- _Instruction_
Tally the lines holding the string "title" and reply with that number alone.

***

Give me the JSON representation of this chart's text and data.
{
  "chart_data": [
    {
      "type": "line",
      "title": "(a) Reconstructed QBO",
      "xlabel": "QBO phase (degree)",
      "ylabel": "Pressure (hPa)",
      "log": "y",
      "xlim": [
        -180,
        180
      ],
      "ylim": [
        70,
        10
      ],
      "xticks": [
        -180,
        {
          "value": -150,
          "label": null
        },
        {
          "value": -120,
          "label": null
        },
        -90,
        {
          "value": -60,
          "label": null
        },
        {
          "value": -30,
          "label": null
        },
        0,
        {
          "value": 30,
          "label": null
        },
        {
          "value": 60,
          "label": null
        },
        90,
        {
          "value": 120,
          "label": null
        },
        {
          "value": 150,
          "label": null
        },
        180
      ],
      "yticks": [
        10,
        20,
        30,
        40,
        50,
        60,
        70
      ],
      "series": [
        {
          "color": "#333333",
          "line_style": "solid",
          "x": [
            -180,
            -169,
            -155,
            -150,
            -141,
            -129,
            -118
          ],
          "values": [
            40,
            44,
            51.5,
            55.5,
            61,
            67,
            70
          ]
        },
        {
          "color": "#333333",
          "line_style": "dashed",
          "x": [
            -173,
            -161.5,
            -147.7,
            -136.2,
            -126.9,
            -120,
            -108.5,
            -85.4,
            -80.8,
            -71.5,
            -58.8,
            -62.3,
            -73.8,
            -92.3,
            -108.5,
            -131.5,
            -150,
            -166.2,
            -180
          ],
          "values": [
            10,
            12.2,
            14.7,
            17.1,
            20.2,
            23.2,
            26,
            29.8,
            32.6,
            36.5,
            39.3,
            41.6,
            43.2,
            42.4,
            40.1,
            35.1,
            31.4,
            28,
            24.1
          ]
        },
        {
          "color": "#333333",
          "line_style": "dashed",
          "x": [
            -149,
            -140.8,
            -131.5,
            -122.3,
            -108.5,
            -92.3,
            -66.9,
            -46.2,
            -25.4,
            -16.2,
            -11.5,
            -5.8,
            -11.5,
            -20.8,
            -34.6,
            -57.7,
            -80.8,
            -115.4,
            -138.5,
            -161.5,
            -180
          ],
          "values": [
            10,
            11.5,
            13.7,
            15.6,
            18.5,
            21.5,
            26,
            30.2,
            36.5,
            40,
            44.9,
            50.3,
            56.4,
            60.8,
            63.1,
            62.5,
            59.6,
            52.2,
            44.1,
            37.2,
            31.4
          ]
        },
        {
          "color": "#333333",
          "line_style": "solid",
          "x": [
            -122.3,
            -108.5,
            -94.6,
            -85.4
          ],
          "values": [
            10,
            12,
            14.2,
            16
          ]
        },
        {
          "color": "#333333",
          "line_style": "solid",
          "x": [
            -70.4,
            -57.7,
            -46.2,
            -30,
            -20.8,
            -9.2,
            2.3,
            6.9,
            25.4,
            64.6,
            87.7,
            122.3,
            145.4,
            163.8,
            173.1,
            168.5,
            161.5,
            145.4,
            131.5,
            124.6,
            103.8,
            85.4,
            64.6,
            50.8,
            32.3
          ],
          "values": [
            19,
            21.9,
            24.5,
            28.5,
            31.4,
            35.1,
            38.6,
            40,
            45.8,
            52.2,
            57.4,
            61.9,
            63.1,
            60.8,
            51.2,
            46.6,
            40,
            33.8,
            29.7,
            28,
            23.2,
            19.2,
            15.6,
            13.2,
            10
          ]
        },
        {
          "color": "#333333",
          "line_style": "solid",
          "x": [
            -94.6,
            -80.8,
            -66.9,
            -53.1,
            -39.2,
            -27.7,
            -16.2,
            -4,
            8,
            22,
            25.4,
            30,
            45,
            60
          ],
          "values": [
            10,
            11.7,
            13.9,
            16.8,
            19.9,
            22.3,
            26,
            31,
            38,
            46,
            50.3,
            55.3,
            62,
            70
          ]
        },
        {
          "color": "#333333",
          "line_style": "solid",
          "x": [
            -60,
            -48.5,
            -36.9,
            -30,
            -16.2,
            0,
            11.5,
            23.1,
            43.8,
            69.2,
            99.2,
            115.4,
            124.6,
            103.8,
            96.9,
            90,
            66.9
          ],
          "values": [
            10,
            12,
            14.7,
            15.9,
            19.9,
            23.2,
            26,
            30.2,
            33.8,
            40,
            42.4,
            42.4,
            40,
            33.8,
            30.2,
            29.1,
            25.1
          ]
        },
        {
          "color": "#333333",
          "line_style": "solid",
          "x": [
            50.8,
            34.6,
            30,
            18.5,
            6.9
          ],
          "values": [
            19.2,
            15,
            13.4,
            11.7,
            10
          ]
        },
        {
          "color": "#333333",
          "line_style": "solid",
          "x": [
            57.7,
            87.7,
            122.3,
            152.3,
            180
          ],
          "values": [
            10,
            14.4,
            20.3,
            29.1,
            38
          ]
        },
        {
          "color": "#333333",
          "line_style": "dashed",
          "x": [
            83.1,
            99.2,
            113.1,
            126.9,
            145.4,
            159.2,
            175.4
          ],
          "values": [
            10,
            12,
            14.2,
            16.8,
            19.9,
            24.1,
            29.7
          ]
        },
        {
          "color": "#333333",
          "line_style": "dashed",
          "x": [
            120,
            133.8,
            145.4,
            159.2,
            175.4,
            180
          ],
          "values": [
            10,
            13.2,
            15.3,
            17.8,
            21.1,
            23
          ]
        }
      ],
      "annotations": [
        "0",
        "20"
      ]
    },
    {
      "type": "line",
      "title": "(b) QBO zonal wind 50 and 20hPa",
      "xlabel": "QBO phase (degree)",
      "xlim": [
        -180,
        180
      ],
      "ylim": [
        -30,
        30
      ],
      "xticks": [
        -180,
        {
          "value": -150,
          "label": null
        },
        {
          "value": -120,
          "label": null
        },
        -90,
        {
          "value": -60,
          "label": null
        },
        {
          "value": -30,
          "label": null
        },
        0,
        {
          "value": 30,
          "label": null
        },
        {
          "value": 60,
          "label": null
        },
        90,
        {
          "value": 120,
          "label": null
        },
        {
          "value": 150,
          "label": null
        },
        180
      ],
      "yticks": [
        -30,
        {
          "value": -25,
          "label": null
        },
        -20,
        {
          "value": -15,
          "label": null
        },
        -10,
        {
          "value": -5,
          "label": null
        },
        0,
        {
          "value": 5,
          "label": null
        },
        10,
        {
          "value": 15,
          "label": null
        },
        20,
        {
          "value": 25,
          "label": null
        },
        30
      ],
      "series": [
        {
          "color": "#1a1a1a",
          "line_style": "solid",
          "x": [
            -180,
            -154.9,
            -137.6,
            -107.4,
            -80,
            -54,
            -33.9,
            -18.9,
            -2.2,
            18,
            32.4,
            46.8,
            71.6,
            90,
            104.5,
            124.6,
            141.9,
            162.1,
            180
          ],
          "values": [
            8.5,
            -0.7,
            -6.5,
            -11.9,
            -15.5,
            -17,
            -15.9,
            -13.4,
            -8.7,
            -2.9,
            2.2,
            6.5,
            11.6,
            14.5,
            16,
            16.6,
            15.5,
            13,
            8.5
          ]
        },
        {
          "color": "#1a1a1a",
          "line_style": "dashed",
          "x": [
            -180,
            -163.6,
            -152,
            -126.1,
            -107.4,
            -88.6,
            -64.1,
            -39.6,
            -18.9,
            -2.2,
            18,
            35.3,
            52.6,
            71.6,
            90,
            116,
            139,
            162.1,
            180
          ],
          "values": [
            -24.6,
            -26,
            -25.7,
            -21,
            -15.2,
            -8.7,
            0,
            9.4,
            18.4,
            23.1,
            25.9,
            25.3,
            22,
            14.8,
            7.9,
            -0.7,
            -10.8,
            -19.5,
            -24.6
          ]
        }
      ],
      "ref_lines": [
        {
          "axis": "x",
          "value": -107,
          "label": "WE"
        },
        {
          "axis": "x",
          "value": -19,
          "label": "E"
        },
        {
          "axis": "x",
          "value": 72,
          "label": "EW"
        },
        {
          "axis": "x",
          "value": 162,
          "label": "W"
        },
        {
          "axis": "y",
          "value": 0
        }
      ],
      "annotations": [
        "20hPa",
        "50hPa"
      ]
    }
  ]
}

***

- _Response_
2